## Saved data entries
- - -

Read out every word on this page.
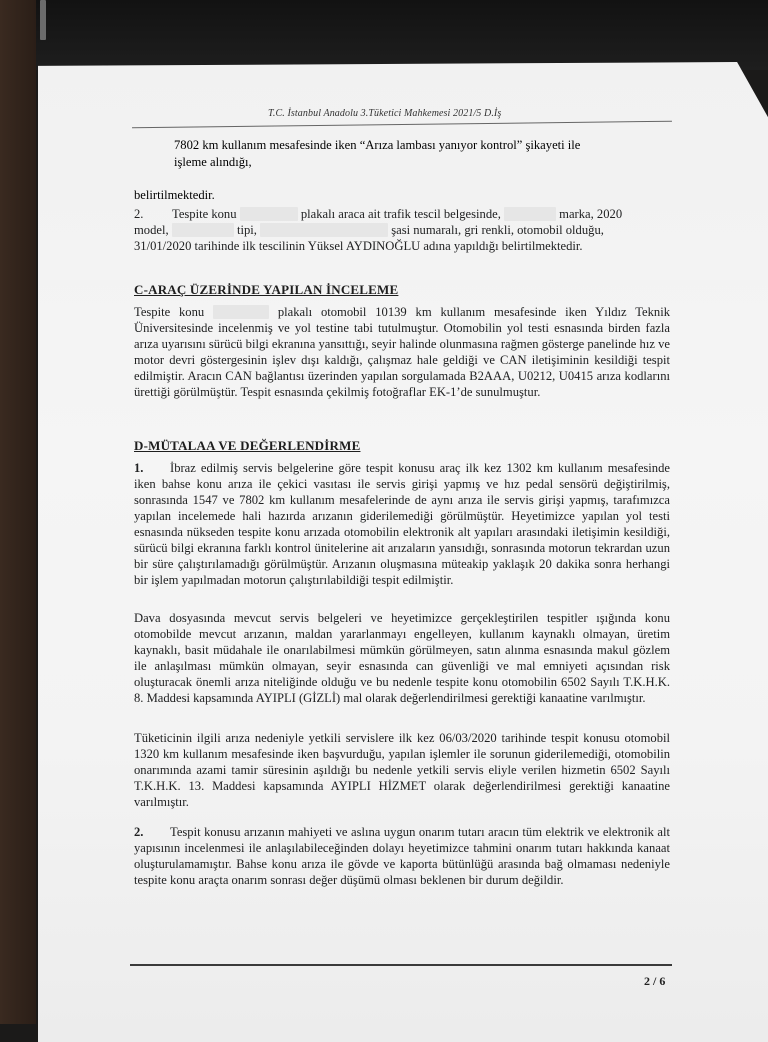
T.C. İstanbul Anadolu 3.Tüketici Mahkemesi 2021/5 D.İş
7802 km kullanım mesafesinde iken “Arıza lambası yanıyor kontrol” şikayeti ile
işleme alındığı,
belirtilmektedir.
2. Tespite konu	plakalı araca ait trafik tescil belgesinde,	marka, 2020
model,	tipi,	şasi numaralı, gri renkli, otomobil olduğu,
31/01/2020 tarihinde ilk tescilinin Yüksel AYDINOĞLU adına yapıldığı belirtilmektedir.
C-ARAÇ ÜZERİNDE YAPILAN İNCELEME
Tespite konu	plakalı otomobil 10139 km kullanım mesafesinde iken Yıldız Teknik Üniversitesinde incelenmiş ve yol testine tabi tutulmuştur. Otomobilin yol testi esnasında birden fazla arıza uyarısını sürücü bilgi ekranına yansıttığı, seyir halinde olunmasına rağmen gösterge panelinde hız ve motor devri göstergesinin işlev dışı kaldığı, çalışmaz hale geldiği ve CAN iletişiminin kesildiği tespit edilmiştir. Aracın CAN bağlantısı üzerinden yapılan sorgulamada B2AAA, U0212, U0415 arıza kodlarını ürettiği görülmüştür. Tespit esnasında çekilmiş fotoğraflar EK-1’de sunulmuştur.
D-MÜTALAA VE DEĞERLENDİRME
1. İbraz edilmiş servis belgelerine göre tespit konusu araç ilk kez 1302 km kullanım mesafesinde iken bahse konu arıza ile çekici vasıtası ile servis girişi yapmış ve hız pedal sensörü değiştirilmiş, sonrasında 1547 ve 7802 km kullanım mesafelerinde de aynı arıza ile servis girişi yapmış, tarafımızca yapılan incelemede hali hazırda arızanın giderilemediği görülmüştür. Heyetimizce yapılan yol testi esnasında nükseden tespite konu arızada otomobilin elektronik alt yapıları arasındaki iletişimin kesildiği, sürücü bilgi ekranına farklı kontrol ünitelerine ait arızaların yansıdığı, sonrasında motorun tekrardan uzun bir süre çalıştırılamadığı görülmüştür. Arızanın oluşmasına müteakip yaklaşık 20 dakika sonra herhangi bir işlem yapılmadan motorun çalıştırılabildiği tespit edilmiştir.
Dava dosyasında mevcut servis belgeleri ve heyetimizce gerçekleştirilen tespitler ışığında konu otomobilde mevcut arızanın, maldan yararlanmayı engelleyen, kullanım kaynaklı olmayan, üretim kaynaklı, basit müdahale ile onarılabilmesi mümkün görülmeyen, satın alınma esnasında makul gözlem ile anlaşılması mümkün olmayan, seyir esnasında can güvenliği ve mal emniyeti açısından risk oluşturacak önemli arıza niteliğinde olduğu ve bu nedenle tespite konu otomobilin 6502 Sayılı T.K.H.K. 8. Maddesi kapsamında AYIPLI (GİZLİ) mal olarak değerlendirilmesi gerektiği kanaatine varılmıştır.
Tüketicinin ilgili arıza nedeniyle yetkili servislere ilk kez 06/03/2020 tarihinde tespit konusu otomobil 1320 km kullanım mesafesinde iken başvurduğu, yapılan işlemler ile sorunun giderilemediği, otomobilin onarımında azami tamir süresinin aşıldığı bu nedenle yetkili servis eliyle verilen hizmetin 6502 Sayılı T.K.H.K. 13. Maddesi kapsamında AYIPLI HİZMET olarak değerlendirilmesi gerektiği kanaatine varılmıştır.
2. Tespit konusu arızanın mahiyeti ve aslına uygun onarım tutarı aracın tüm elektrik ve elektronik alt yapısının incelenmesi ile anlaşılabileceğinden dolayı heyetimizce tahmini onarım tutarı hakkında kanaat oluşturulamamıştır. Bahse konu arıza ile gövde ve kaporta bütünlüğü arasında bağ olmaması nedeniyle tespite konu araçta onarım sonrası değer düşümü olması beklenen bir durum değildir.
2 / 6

- - -

## Set problem
Identify the lines that hold the word "belirtilmektedir". Copy every one of them.

## Task output
belirtilmektedir.
31/01/2020 tarihinde ilk tescilinin Yüksel AYDINOĞLU adına yapıldığı belirtilmektedir.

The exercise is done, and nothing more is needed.